*** DATA PROVIDED ***

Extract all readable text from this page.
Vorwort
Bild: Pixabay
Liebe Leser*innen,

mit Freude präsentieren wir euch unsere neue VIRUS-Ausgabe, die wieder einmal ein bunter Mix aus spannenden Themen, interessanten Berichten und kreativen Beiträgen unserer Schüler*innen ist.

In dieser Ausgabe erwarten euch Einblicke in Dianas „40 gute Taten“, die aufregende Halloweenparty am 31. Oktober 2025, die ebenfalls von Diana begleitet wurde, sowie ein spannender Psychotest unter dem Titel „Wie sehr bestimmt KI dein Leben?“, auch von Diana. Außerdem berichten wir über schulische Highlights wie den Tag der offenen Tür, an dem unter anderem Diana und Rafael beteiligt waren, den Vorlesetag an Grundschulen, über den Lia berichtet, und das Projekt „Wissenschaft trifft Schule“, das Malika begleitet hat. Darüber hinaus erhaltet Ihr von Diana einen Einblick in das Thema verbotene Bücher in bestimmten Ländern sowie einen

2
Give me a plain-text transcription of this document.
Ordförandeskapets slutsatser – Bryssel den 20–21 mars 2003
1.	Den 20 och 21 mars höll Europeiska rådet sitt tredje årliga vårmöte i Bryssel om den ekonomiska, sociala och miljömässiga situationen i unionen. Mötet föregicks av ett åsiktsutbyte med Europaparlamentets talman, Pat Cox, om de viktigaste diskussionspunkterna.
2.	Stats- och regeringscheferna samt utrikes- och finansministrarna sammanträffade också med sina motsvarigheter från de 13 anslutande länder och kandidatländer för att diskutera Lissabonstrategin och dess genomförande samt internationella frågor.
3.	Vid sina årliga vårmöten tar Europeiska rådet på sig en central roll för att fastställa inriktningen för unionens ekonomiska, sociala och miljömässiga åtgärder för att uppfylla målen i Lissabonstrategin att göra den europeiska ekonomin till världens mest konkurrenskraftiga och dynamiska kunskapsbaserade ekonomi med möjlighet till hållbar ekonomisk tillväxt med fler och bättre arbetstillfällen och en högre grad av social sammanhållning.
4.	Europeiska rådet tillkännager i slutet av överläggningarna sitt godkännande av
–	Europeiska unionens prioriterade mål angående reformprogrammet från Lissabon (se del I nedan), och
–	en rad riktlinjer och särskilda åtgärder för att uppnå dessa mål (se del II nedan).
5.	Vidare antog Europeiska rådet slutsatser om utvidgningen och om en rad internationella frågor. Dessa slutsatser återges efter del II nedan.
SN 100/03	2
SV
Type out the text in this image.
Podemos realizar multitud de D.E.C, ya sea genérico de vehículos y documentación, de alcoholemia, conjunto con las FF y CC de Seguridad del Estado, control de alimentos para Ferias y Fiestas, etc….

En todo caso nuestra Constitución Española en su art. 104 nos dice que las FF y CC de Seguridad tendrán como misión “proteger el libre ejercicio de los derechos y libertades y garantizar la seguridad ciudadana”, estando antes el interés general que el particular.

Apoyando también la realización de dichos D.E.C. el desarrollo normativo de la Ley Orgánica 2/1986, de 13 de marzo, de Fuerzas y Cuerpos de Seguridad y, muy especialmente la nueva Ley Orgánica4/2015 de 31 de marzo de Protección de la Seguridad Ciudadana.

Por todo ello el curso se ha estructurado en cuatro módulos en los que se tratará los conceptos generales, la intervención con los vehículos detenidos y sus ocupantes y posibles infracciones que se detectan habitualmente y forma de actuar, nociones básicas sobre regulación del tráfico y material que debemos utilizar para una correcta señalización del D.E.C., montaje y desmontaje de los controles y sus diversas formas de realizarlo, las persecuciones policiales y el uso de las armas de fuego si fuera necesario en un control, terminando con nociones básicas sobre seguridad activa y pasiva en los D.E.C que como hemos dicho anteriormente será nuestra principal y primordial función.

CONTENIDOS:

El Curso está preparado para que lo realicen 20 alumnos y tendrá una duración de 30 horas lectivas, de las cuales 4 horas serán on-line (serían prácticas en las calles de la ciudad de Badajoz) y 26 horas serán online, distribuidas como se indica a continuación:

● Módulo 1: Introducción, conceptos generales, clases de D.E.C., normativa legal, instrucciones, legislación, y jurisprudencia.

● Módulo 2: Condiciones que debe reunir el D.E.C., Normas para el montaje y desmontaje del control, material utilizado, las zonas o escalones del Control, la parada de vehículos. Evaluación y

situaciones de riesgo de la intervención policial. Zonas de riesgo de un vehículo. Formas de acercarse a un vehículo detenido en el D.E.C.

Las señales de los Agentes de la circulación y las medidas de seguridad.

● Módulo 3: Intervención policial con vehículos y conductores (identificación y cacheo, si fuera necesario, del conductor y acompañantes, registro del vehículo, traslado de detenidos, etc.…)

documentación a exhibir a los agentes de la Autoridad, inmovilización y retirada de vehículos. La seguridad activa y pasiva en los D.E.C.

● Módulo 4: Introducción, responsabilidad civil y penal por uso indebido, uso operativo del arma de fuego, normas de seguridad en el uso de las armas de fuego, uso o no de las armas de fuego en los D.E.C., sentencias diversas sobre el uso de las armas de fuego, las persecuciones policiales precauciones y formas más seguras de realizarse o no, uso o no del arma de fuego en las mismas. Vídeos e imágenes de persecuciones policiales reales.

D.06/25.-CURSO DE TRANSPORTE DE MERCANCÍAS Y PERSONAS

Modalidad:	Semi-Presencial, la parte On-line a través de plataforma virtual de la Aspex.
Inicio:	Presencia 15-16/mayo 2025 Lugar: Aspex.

*** End of DATA PROVIDED ***

I need each line of the entries that holds the string "internationella" located and copied.

2.	Stats- och regeringscheferna samt utrikes- och finansministrarna sammanträffade också med sina motsvarigheter från de 13 anslutande länder och kandidatländer för att diskutera Lissabonstrategin och dess genomförande samt internationella frågor.
5.	Vidare antog Europeiska rådet slutsatser om utvidgningen och om en rad internationella frågor. Dessa slutsatser återges efter del II nedan.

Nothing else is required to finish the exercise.